GOAL: Report how many lines in the records below contain the word "name". Give only the number.

Figure dataset records:

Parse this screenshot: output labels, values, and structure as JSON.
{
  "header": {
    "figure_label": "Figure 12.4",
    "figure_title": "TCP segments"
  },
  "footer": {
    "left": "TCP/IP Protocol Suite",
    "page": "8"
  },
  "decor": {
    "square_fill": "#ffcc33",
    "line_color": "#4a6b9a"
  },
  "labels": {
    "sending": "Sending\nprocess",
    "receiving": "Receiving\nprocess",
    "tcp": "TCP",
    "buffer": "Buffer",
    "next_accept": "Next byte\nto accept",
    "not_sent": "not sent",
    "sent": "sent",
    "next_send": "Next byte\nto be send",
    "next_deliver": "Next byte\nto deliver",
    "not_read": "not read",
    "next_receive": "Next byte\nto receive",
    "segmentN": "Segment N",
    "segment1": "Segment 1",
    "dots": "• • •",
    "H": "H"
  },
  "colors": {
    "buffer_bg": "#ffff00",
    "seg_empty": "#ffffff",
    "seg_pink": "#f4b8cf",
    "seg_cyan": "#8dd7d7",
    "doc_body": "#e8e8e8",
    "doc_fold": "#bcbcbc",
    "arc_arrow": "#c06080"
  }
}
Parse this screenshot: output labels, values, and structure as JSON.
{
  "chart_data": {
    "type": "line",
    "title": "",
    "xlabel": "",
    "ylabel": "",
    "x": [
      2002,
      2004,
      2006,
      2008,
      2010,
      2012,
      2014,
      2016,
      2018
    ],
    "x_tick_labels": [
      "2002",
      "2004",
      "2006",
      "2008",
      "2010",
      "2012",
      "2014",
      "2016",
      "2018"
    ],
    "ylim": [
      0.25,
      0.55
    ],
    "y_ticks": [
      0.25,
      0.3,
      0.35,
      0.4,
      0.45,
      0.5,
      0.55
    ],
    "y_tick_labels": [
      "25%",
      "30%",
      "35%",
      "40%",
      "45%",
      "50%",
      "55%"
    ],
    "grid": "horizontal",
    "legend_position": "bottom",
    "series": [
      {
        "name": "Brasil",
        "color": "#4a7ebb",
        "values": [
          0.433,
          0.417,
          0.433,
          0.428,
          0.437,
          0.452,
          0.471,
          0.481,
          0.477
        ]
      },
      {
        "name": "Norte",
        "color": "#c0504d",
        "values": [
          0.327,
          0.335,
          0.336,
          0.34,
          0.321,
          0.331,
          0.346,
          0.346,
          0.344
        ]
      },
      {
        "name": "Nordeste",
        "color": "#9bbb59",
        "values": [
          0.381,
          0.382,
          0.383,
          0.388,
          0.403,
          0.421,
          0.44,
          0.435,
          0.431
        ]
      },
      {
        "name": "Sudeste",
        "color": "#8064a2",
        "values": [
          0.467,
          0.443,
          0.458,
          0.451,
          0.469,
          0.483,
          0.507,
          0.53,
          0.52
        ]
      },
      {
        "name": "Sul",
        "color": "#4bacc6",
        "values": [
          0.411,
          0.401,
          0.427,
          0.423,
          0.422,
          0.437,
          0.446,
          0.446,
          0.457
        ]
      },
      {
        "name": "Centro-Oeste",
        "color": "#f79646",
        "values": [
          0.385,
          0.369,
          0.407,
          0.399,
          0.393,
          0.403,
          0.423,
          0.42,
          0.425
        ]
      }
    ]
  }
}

SOLUTION TO THIS PROBLEM: 6